• [Exercise aim]:
Work out how many lines in the data hold the word "screenshot", and reply with that number only.

━━━━━ Dataset records ━━━━━

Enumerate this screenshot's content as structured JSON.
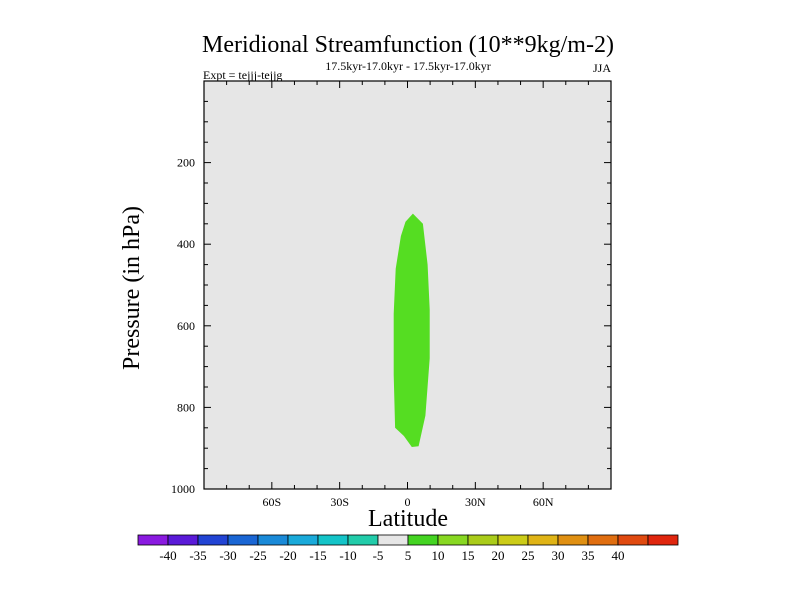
{
  "chart_data": {
    "type": "contour",
    "title": "Meridional Streamfunction (10**9kg/m-2)",
    "subtitle_left": "Expt = tejjj-tejjg",
    "subtitle_center": "17.5kyr-17.0kyr - 17.5kyr-17.0kyr",
    "subtitle_right": "JJA",
    "xlabel": "Latitude",
    "ylabel": "Pressure (in hPa)",
    "xlim": [
      -90,
      90
    ],
    "ylim": [
      1000,
      0
    ],
    "x_ticks": [
      {
        "value": -60,
        "label": "60S"
      },
      {
        "value": -30,
        "label": "30S"
      },
      {
        "value": 0,
        "label": "0"
      },
      {
        "value": 30,
        "label": "30N"
      },
      {
        "value": 60,
        "label": "60N"
      }
    ],
    "y_ticks": [
      {
        "value": 200,
        "label": "200"
      },
      {
        "value": 400,
        "label": "400"
      },
      {
        "value": 600,
        "label": "600"
      },
      {
        "value": 800,
        "label": "800"
      },
      {
        "value": 1000,
        "label": "1000"
      }
    ],
    "background_color": "#e6e6e6",
    "filled_regions": [
      {
        "level_range": "5 to 10",
        "color": "#55dd22",
        "polygon": [
          [
            2.4,
            325
          ],
          [
            6.8,
            350
          ],
          [
            8.9,
            450
          ],
          [
            9.8,
            560
          ],
          [
            9.8,
            680
          ],
          [
            7.9,
            820
          ],
          [
            4.9,
            895
          ],
          [
            1.9,
            897
          ],
          [
            -1.6,
            870
          ],
          [
            -5.5,
            850
          ],
          [
            -6.1,
            720
          ],
          [
            -6.1,
            570
          ],
          [
            -5.2,
            460
          ],
          [
            -2.9,
            380
          ],
          [
            -0.9,
            345
          ]
        ]
      }
    ],
    "colorbar": {
      "colors": [
        "#8a1ae0",
        "#5a1ad8",
        "#2244d4",
        "#1a66d4",
        "#1a8ad8",
        "#1aaada",
        "#14c4c8",
        "#22ccaa",
        "#e6e6e6",
        "#44d422",
        "#88d822",
        "#aacc1a",
        "#cccc18",
        "#e0b416",
        "#e09012",
        "#e06e10",
        "#e04a10",
        "#e0260e"
      ],
      "labels": [
        "-40",
        "-35",
        "-30",
        "-25",
        "-20",
        "-15",
        "-10",
        "-5",
        "5",
        "10",
        "15",
        "20",
        "25",
        "30",
        "35",
        "40"
      ]
    }
  }
}
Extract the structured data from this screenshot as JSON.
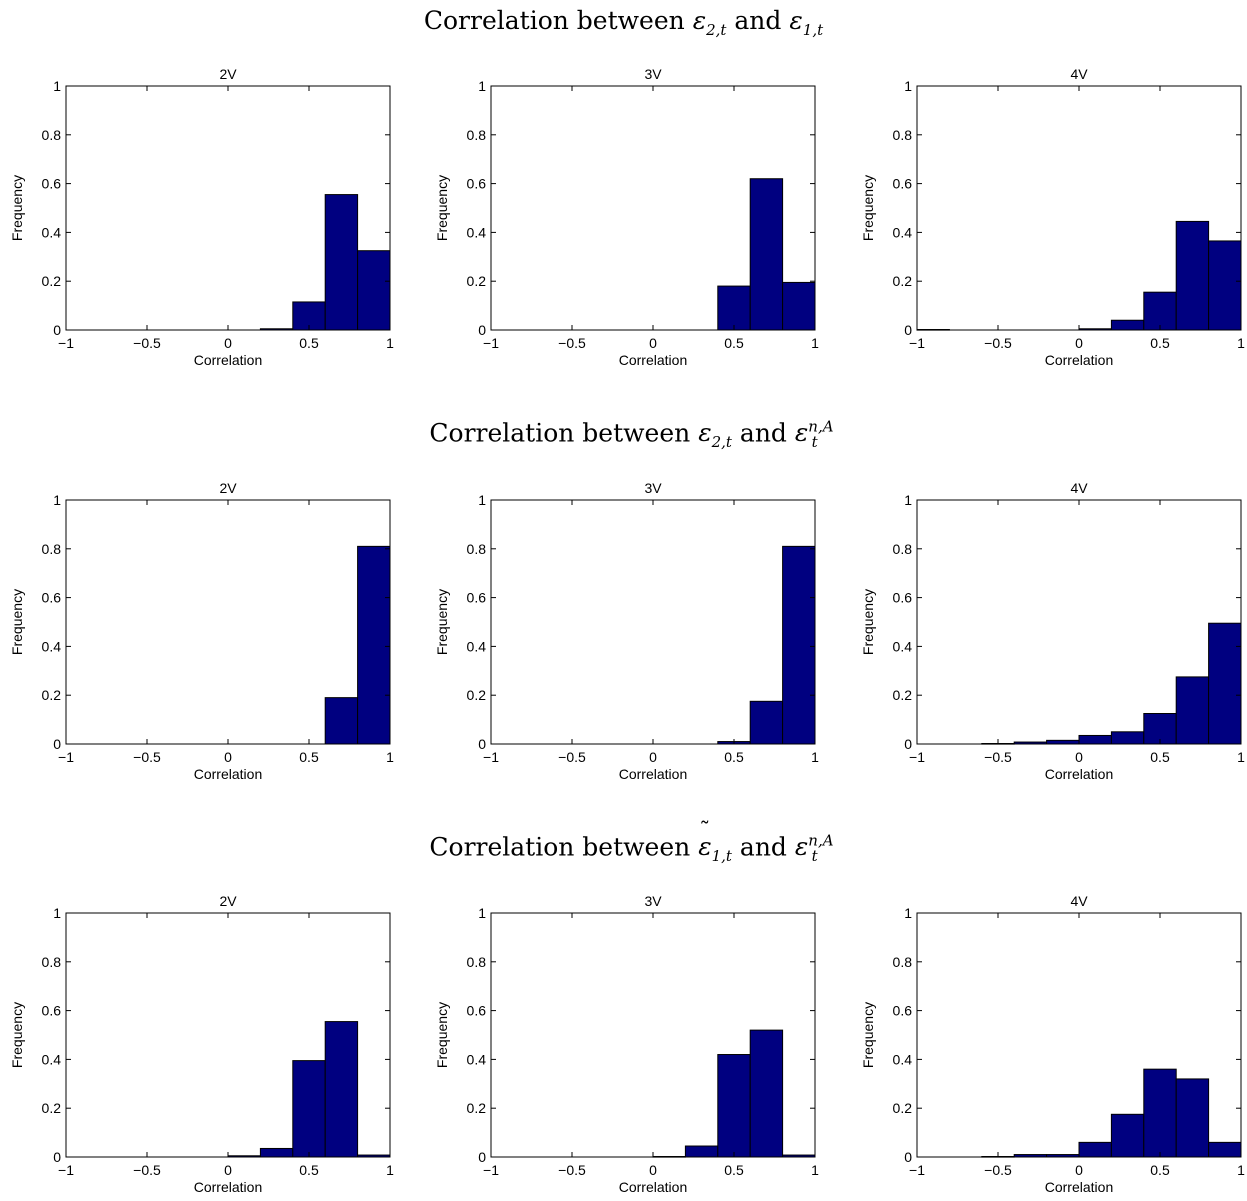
{
  "figure": {
    "rows": [
      {
        "title": {
          "prefix": "Correlation between ",
          "a": "ε",
          "a_sub": "2,t",
          "a_sup": "",
          "a_tilde": false,
          "conj": " and ",
          "b": "ε",
          "b_sub": "1,t",
          "b_sup": "",
          "b_tilde": true
        }
      },
      {
        "title": {
          "prefix": "Correlation between ",
          "a": "ε",
          "a_sub": "2,t",
          "a_sup": "",
          "a_tilde": false,
          "conj": " and ",
          "b": "ε",
          "b_sub": "t",
          "b_sup": "n,A",
          "b_tilde": false
        }
      },
      {
        "title": {
          "prefix": "Correlation between ",
          "a": "ε",
          "a_sub": "1,t",
          "a_sup": "",
          "a_tilde": true,
          "conj": " and ",
          "b": "ε",
          "b_sub": "t",
          "b_sup": "n,A",
          "b_tilde": false
        }
      }
    ]
  },
  "chart_data": [
    {
      "type": "bar",
      "title": "2V",
      "xlabel": "Correlation",
      "ylabel": "Frequency",
      "xlim": [
        -1,
        1
      ],
      "ylim": [
        0,
        1
      ],
      "xticks": [
        "−1",
        "−0.5",
        "0",
        "0.5",
        "1"
      ],
      "yticks": [
        "0",
        "0.2",
        "0.4",
        "0.6",
        "0.8",
        "1"
      ],
      "bins": [
        [
          0.2,
          0.4
        ],
        [
          0.4,
          0.6
        ],
        [
          0.6,
          0.8
        ],
        [
          0.8,
          1.0
        ]
      ],
      "values": [
        0.005,
        0.115,
        0.555,
        0.325
      ],
      "bar_color": "#000080"
    },
    {
      "type": "bar",
      "title": "3V",
      "xlabel": "Correlation",
      "ylabel": "Frequency",
      "xlim": [
        -1,
        1
      ],
      "ylim": [
        0,
        1
      ],
      "xticks": [
        "−1",
        "−0.5",
        "0",
        "0.5",
        "1"
      ],
      "yticks": [
        "0",
        "0.2",
        "0.4",
        "0.6",
        "0.8",
        "1"
      ],
      "bins": [
        [
          0.4,
          0.6
        ],
        [
          0.6,
          0.8
        ],
        [
          0.8,
          1.0
        ]
      ],
      "values": [
        0.18,
        0.62,
        0.195
      ],
      "bar_color": "#000080"
    },
    {
      "type": "bar",
      "title": "4V",
      "xlabel": "Correlation",
      "ylabel": "Frequency",
      "xlim": [
        -1,
        1
      ],
      "ylim": [
        0,
        1
      ],
      "xticks": [
        "−1",
        "−0.5",
        "0",
        "0.5",
        "1"
      ],
      "yticks": [
        "0",
        "0.2",
        "0.4",
        "0.6",
        "0.8",
        "1"
      ],
      "bins": [
        [
          -1.0,
          -0.8
        ],
        [
          0.0,
          0.2
        ],
        [
          0.2,
          0.4
        ],
        [
          0.4,
          0.6
        ],
        [
          0.6,
          0.8
        ],
        [
          0.8,
          1.0
        ]
      ],
      "values": [
        0.002,
        0.005,
        0.04,
        0.155,
        0.445,
        0.365
      ],
      "bar_color": "#000080"
    },
    {
      "type": "bar",
      "title": "2V",
      "xlabel": "Correlation",
      "ylabel": "Frequency",
      "xlim": [
        -1,
        1
      ],
      "ylim": [
        0,
        1
      ],
      "xticks": [
        "−1",
        "−0.5",
        "0",
        "0.5",
        "1"
      ],
      "yticks": [
        "0",
        "0.2",
        "0.4",
        "0.6",
        "0.8",
        "1"
      ],
      "bins": [
        [
          0.6,
          0.8
        ],
        [
          0.8,
          1.0
        ]
      ],
      "values": [
        0.19,
        0.81
      ],
      "bar_color": "#000080"
    },
    {
      "type": "bar",
      "title": "3V",
      "xlabel": "Correlation",
      "ylabel": "Frequency",
      "xlim": [
        -1,
        1
      ],
      "ylim": [
        0,
        1
      ],
      "xticks": [
        "−1",
        "−0.5",
        "0",
        "0.5",
        "1"
      ],
      "yticks": [
        "0",
        "0.2",
        "0.4",
        "0.6",
        "0.8",
        "1"
      ],
      "bins": [
        [
          0.4,
          0.6
        ],
        [
          0.6,
          0.8
        ],
        [
          0.8,
          1.0
        ]
      ],
      "values": [
        0.01,
        0.175,
        0.81
      ],
      "bar_color": "#000080"
    },
    {
      "type": "bar",
      "title": "4V",
      "xlabel": "Correlation",
      "ylabel": "Frequency",
      "xlim": [
        -1,
        1
      ],
      "ylim": [
        0,
        1
      ],
      "xticks": [
        "−1",
        "−0.5",
        "0",
        "0.5",
        "1"
      ],
      "yticks": [
        "0",
        "0.2",
        "0.4",
        "0.6",
        "0.8",
        "1"
      ],
      "bins": [
        [
          -0.6,
          -0.4
        ],
        [
          -0.4,
          -0.2
        ],
        [
          -0.2,
          0.0
        ],
        [
          0.0,
          0.2
        ],
        [
          0.2,
          0.4
        ],
        [
          0.4,
          0.6
        ],
        [
          0.6,
          0.8
        ],
        [
          0.8,
          1.0
        ]
      ],
      "values": [
        0.002,
        0.008,
        0.015,
        0.035,
        0.05,
        0.125,
        0.275,
        0.495
      ],
      "bar_color": "#000080"
    },
    {
      "type": "bar",
      "title": "2V",
      "xlabel": "Correlation",
      "ylabel": "Frequency",
      "xlim": [
        -1,
        1
      ],
      "ylim": [
        0,
        1
      ],
      "xticks": [
        "−1",
        "−0.5",
        "0",
        "0.5",
        "1"
      ],
      "yticks": [
        "0",
        "0.2",
        "0.4",
        "0.6",
        "0.8",
        "1"
      ],
      "bins": [
        [
          0.0,
          0.2
        ],
        [
          0.2,
          0.4
        ],
        [
          0.4,
          0.6
        ],
        [
          0.6,
          0.8
        ],
        [
          0.8,
          1.0
        ]
      ],
      "values": [
        0.005,
        0.035,
        0.395,
        0.555,
        0.008
      ],
      "bar_color": "#000080"
    },
    {
      "type": "bar",
      "title": "3V",
      "xlabel": "Correlation",
      "ylabel": "Frequency",
      "xlim": [
        -1,
        1
      ],
      "ylim": [
        0,
        1
      ],
      "xticks": [
        "−1",
        "−0.5",
        "0",
        "0.5",
        "1"
      ],
      "yticks": [
        "0",
        "0.2",
        "0.4",
        "0.6",
        "0.8",
        "1"
      ],
      "bins": [
        [
          0.0,
          0.2
        ],
        [
          0.2,
          0.4
        ],
        [
          0.4,
          0.6
        ],
        [
          0.6,
          0.8
        ],
        [
          0.8,
          1.0
        ]
      ],
      "values": [
        0.002,
        0.045,
        0.42,
        0.52,
        0.008
      ],
      "bar_color": "#000080"
    },
    {
      "type": "bar",
      "title": "4V",
      "xlabel": "Correlation",
      "ylabel": "Frequency",
      "xlim": [
        -1,
        1
      ],
      "ylim": [
        0,
        1
      ],
      "xticks": [
        "−1",
        "−0.5",
        "0",
        "0.5",
        "1"
      ],
      "yticks": [
        "0",
        "0.2",
        "0.4",
        "0.6",
        "0.8",
        "1"
      ],
      "bins": [
        [
          -0.6,
          -0.4
        ],
        [
          -0.4,
          -0.2
        ],
        [
          -0.2,
          0.0
        ],
        [
          0.0,
          0.2
        ],
        [
          0.2,
          0.4
        ],
        [
          0.4,
          0.6
        ],
        [
          0.6,
          0.8
        ],
        [
          0.8,
          1.0
        ]
      ],
      "values": [
        0.002,
        0.01,
        0.01,
        0.06,
        0.175,
        0.36,
        0.32,
        0.06
      ],
      "bar_color": "#000080"
    }
  ]
}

━━━━━

• [Result of this task]:
2